***** INFORMATION PROVIDED *****

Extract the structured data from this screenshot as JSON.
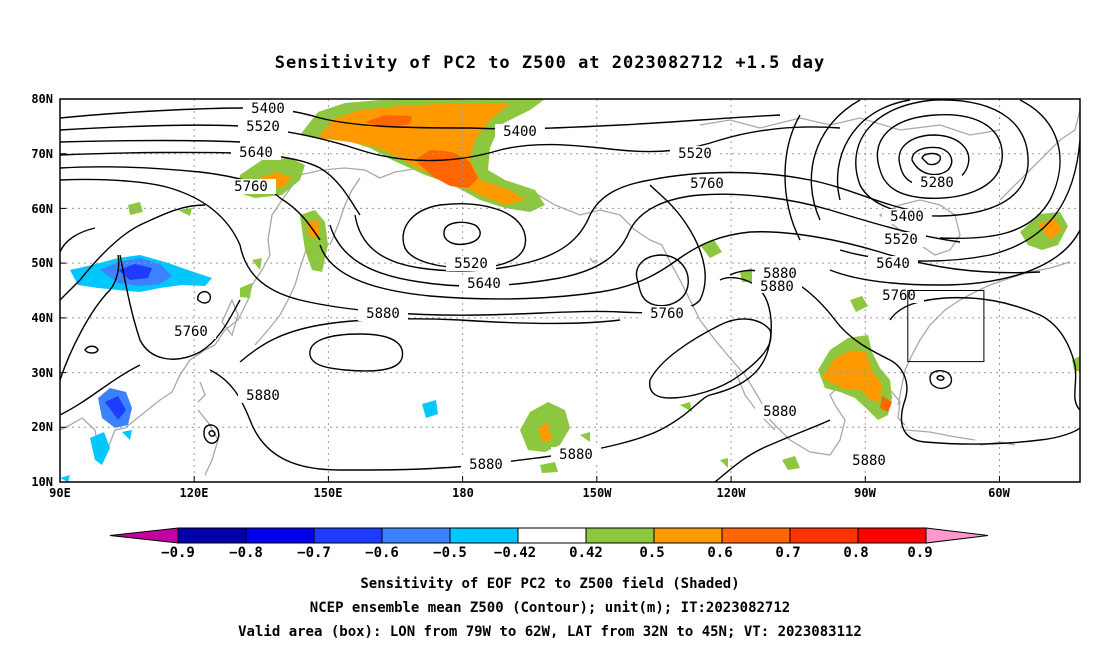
{
  "title": "Sensitivity of PC2 to Z500 at 2023082712 +1.5 day",
  "map": {
    "lon_ticks": [
      "90E",
      "120E",
      "150E",
      "180",
      "150W",
      "120W",
      "90W",
      "60W"
    ],
    "lat_ticks": [
      "80N",
      "70N",
      "60N",
      "50N",
      "40N",
      "30N",
      "20N",
      "10N"
    ],
    "lon_range_deg_east": [
      90,
      318
    ],
    "lat_range_deg_north": [
      10,
      80
    ],
    "grid": "dotted",
    "valid_area": {
      "lon": [
        "79W",
        "62W"
      ],
      "lat": [
        "32N",
        "45N"
      ]
    }
  },
  "contours": {
    "unit": "m",
    "levels": [
      "5280",
      "5400",
      "5520",
      "5640",
      "5760",
      "5880"
    ]
  },
  "colorbar": {
    "colors": [
      "#c000a0",
      "#0000a8",
      "#0000e6",
      "#1e3cff",
      "#3c82ff",
      "#00c8ff",
      "#ffffff",
      "#8dc63f",
      "#ff9900",
      "#ff6600",
      "#ff3300",
      "#ff0000",
      "#ff99cc"
    ],
    "labels": [
      "−0.9",
      "−0.8",
      "−0.7",
      "−0.6",
      "−0.5",
      "−0.42",
      "0.42",
      "0.5",
      "0.6",
      "0.7",
      "0.8",
      "0.9"
    ]
  },
  "captions": [
    "Sensitivity of EOF PC2 to Z500 field (Shaded)",
    "NCEP ensemble mean Z500 (Contour); unit(m); IT:2023082712",
    "Valid area (box): LON from 79W to 62W, LAT from 32N to 45N; VT: 2023083112"
  ]
}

*****

GIVEN REQUEST: Provide only the count of lines in the data above that include the string "Sensitivity".

FULL ANSWER: 2